### Records for processing:
◇ ◇ ◇ ◇

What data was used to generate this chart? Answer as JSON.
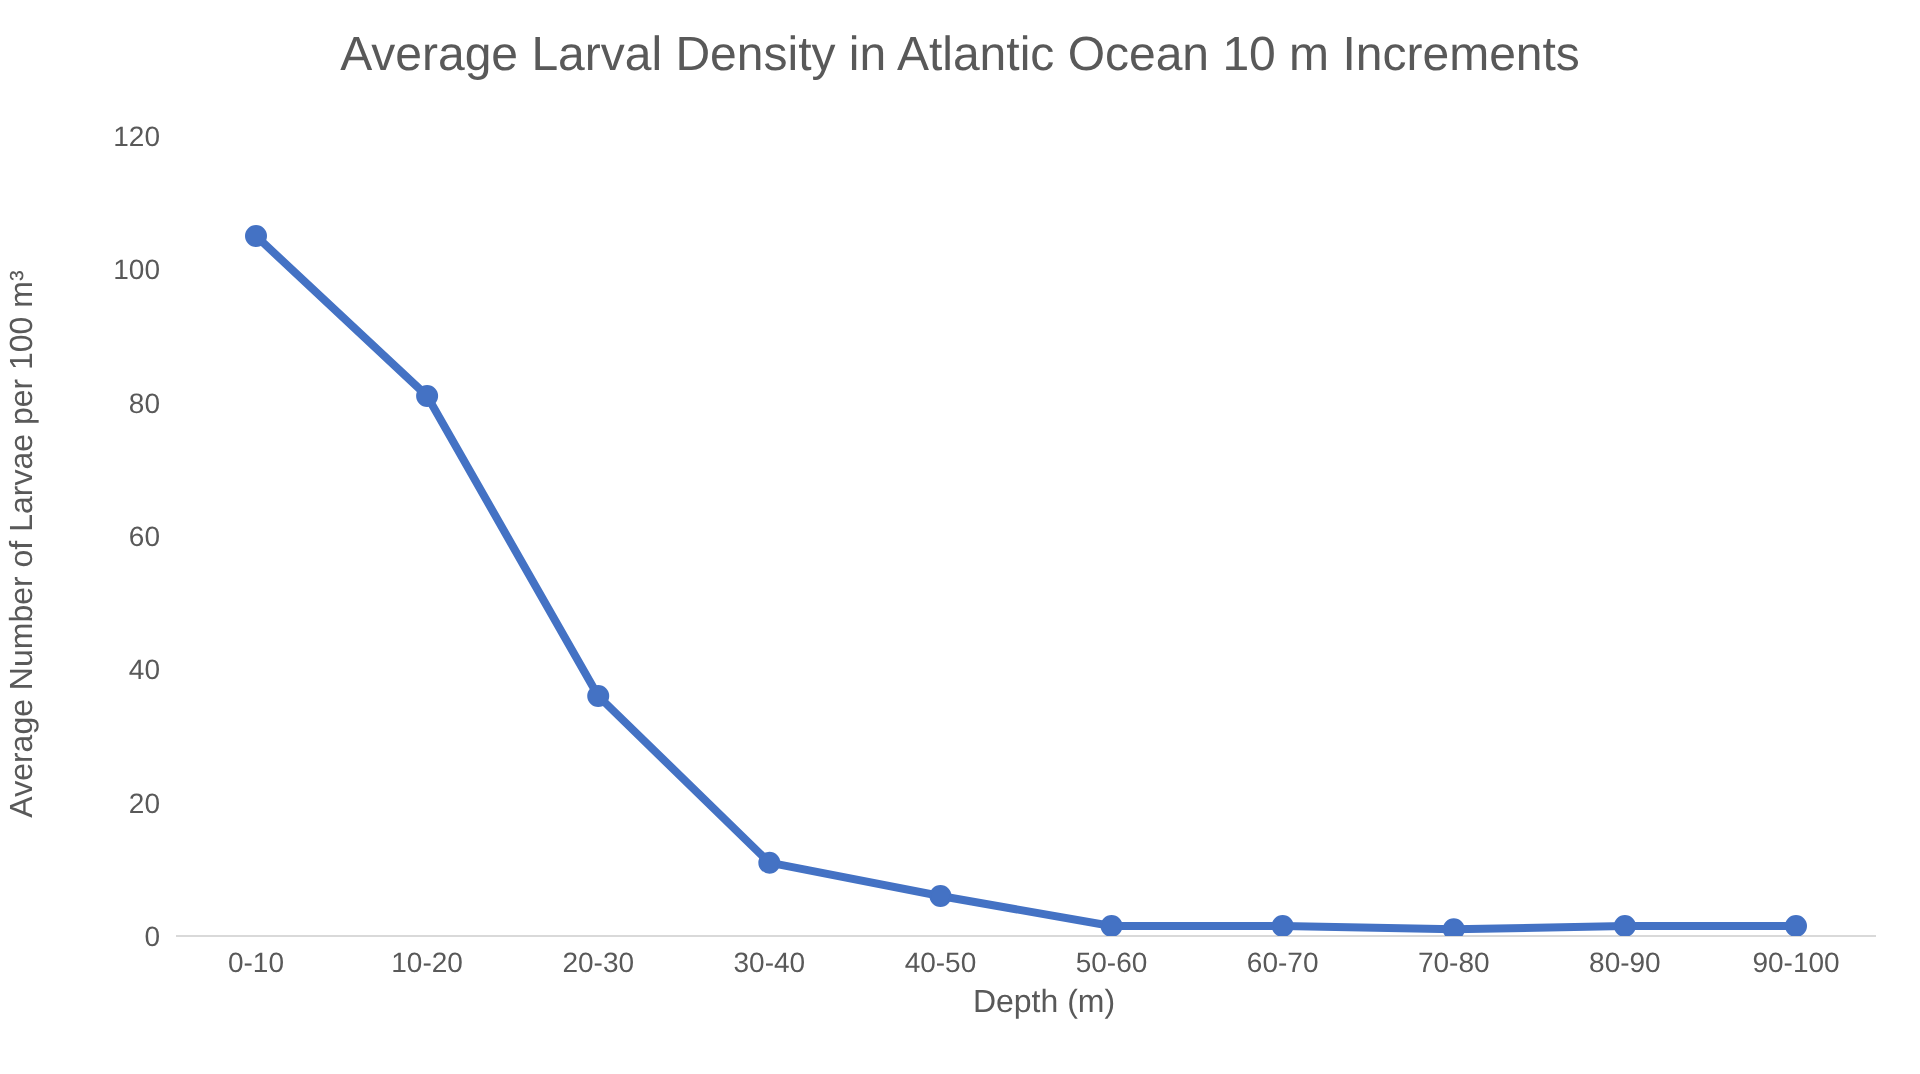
{
  "chart_data": {
    "type": "line",
    "title": "Average Larval Density in Atlantic Ocean 10 m Increments",
    "xlabel": "Depth (m)",
    "ylabel": "Average Number of Larvae per 100 m³",
    "categories": [
      "0-10",
      "10-20",
      "20-30",
      "30-40",
      "40-50",
      "50-60",
      "60-70",
      "70-80",
      "80-90",
      "90-100"
    ],
    "series": [
      {
        "color": "#4472c4",
        "values": [
          105,
          81,
          36,
          11,
          6,
          1.5,
          1.5,
          1,
          1.5,
          1.5
        ]
      }
    ],
    "ylim": [
      0,
      120
    ],
    "yticks": [
      0,
      20,
      40,
      60,
      80,
      100,
      120
    ],
    "grid": false,
    "legend": false,
    "marker": "circle",
    "line_style": "solid"
  }
}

◇ ◇ ◇ ◇

### Work required:
Give the material again exactly as it is, but keep the pictures out.

### Solution for this exercise:
What data was used to generate this chart? Answer as JSON.
{
  "chart_data": {
    "type": "line",
    "title": "Average Larval Density in Atlantic Ocean 10 m Increments",
    "xlabel": "Depth (m)",
    "ylabel": "Average Number of Larvae per 100 m³",
    "categories": [
      "0-10",
      "10-20",
      "20-30",
      "30-40",
      "40-50",
      "50-60",
      "60-70",
      "70-80",
      "80-90",
      "90-100"
    ],
    "series": [
      {
        "color": "#4472c4",
        "values": [
          105,
          81,
          36,
          11,
          6,
          1.5,
          1.5,
          1,
          1.5,
          1.5
        ]
      }
    ],
    "ylim": [
      0,
      120
    ],
    "yticks": [
      0,
      20,
      40,
      60,
      80,
      100,
      120
    ],
    "grid": false,
    "legend": false,
    "marker": "circle",
    "line_style": "solid"
  }
}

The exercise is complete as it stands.